Corrosions indirectly caused by metabolic byproducts of microbes is called "Microbiological Corrosions". The microbes do not consume the metals as nutrition sources causing the corrosions, but the metabolic byproducts and/or the germs themselves form corrosion cells causing anodic/cathodic reactions. The corrosion causing microbes are mainly bacterium, and sometimes mold fungus. Examples are iron-oxidizing bacteria that cause corrosions on steel, and steel/copper corrosions caused by sulfate-reducing bacteria. Additionally, aluminum alloy corrosions caused by mold fungus and bacteria in aircraft fuel are known. Classifications are shown below.

(1) Corrosion by Aerobic Bacteria

Aerobic bacteria require oxygen for growth and propagation, with the iron-oxidizing bacteria and sulfur bacteria being well known. The iron-oxidizing bacteria grows by absorbing the energy generated when oxidizing divalent iron ions (Fe2+) into trivalent iron ions (Fe3+) using water dissolved oxygen. This causes formation of rust bamps(tubercle) inside steel water pipes resulting in pipe blockages. The sulfur-oxidizing bacteria grows by utilizing the energy generated when oxidizing the remainder of incompletely oxidized sulfur, and eventually forms sulfuric acid. It can survive in strongly acidic environments of pH2~4.

#####

## What to do
Answer these questions from the corrosion text:
(a) What kind of microbe mainly causes corrosion?
(b) Which metal corrodes in aircraft fuel?
(c) In what pH range can sulfur-oxidizing bacteria survive?
This material comes from a separate source.

(Document structure recognition data)

#####

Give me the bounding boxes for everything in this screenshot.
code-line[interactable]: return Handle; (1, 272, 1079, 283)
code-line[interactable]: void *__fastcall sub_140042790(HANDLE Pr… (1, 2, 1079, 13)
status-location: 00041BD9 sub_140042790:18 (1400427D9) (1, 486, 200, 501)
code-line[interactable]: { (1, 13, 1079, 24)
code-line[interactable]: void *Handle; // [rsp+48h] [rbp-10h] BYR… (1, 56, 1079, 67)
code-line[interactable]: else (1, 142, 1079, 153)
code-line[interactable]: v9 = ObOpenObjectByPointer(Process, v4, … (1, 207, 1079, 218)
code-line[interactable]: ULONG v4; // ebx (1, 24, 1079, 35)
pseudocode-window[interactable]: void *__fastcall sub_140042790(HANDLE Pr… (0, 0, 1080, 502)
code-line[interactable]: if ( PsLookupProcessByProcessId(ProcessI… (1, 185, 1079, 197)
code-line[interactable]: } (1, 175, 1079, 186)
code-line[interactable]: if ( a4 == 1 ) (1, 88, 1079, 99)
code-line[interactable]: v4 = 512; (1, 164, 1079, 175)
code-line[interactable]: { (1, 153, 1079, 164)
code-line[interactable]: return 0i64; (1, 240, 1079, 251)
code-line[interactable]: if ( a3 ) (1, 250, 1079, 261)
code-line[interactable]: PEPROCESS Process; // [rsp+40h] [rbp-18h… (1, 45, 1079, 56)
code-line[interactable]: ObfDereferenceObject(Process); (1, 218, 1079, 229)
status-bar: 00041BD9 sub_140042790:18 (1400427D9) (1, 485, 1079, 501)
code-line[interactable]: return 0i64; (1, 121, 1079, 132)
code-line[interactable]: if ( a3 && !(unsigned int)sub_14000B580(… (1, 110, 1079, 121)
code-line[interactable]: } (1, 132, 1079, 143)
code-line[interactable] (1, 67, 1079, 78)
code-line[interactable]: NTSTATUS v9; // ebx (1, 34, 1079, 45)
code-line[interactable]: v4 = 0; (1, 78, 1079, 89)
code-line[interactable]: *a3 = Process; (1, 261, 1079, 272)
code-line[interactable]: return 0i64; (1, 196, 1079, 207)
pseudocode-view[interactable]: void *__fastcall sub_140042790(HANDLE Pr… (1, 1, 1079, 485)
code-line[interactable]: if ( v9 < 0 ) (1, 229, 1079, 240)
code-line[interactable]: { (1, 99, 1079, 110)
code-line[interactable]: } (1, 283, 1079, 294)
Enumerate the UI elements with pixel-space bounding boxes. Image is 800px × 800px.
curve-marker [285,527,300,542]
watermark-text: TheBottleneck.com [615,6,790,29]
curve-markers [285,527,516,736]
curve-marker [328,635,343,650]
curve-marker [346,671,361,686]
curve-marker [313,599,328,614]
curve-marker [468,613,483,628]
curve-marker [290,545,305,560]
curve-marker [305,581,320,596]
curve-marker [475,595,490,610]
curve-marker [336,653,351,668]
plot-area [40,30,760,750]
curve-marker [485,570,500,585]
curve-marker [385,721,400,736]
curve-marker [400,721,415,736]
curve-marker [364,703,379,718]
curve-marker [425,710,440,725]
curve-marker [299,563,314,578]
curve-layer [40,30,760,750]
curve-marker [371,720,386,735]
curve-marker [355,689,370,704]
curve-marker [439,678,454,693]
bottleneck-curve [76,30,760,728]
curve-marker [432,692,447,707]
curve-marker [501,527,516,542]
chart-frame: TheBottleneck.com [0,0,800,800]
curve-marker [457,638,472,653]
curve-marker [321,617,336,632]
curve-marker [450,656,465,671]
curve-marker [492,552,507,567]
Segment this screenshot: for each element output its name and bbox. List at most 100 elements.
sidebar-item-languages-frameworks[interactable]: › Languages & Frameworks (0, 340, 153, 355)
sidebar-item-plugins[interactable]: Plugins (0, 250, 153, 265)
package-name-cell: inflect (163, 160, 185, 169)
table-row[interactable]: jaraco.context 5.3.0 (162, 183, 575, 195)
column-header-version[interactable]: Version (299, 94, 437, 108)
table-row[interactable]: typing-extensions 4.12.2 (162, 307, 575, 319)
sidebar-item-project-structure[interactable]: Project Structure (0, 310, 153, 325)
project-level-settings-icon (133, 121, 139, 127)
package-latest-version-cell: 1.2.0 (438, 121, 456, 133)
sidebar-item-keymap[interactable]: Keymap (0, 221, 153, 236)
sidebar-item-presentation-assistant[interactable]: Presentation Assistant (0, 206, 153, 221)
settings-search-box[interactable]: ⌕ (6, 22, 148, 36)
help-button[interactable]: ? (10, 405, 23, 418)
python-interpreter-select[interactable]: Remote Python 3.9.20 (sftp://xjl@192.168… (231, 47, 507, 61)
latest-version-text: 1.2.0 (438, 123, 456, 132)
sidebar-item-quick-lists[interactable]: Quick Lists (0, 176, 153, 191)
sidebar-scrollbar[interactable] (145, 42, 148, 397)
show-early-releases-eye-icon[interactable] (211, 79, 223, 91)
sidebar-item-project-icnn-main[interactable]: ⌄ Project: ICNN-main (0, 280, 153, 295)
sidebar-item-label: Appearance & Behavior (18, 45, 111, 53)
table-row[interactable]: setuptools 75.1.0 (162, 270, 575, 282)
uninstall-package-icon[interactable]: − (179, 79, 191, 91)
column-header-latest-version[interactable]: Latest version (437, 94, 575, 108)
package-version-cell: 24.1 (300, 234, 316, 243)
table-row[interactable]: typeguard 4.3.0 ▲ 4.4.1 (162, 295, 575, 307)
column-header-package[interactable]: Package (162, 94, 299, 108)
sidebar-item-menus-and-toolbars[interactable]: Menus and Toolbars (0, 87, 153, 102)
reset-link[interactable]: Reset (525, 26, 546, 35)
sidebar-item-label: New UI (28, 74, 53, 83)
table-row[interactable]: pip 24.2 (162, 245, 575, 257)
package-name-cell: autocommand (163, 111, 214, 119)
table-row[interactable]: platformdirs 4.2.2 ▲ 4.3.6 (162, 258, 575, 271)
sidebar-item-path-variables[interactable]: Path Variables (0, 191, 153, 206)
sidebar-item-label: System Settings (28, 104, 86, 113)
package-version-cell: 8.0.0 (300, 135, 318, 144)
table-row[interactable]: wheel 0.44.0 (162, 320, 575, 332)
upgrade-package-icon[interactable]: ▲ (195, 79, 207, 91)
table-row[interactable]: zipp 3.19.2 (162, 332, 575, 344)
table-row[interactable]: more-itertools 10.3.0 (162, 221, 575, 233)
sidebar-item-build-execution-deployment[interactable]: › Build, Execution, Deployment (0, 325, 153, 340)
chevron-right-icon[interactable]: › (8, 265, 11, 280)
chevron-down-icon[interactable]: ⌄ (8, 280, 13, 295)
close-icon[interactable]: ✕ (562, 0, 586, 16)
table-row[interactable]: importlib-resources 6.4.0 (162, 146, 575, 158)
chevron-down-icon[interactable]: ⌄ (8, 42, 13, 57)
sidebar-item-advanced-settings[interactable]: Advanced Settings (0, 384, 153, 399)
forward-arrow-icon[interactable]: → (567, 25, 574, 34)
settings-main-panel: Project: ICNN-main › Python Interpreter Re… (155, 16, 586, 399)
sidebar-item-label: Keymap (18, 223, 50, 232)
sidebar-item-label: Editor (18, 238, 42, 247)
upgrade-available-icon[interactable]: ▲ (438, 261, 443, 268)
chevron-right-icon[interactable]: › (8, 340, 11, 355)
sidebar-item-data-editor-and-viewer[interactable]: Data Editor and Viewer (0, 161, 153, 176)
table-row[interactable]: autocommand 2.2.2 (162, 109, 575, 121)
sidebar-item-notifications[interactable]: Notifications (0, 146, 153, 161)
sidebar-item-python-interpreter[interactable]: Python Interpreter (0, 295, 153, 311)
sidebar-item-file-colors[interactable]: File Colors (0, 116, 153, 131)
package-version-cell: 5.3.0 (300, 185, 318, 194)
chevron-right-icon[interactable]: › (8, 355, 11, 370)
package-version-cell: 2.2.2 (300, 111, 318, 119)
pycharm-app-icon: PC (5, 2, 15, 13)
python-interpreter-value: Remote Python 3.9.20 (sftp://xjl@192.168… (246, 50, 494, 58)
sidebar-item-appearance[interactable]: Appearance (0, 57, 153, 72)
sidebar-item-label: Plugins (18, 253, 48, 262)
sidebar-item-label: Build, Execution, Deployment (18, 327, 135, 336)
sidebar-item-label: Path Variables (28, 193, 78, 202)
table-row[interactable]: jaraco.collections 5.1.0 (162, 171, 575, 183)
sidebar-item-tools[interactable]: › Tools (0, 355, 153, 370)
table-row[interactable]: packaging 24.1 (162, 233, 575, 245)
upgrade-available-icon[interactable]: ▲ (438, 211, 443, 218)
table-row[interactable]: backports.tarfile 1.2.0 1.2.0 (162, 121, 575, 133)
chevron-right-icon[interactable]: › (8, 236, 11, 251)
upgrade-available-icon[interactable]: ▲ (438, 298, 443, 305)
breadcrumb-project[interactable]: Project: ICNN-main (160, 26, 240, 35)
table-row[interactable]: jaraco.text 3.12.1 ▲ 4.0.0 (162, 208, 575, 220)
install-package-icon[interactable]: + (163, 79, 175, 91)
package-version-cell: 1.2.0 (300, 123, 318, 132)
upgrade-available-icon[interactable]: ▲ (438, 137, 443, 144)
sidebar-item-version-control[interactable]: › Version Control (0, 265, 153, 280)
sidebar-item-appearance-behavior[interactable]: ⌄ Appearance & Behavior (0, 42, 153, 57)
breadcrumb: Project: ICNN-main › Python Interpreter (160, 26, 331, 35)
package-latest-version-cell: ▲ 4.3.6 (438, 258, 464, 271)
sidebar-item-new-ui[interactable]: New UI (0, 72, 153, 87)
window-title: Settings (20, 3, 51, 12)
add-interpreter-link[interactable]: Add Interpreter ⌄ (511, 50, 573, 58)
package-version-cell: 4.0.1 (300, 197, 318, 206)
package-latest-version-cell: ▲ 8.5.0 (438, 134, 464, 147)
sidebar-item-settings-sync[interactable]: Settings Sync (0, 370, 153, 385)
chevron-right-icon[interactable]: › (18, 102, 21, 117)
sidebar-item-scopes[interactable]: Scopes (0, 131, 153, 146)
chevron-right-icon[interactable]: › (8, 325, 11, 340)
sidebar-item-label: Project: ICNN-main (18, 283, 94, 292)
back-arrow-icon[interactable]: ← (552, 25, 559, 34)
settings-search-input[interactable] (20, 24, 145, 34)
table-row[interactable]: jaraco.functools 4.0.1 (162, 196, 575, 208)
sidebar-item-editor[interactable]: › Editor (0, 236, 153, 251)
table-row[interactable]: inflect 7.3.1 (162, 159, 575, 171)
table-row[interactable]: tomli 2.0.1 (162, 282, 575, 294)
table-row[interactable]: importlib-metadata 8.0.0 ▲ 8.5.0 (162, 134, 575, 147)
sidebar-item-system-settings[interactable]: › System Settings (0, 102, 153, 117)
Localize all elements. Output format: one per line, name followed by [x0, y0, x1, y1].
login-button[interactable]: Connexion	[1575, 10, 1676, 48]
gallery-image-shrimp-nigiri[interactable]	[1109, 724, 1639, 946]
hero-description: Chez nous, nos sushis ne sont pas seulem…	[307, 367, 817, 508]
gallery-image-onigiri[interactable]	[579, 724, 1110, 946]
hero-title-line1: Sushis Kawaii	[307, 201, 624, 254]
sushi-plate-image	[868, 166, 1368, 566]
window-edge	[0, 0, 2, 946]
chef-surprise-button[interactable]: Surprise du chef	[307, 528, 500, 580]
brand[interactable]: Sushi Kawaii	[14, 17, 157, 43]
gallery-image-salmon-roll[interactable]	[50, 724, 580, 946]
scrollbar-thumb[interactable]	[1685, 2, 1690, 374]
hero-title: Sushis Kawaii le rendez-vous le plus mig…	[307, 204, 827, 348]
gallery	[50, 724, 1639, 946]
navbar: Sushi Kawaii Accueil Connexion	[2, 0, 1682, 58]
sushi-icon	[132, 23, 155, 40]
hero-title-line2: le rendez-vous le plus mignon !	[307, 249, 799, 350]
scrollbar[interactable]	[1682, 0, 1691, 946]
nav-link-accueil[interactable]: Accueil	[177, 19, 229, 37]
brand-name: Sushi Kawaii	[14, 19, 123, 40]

#####

## Problem solution
(a) Bacteria, and sometimes mold fungus.
(b) Aluminum alloy.
(c) pH 2 to 4.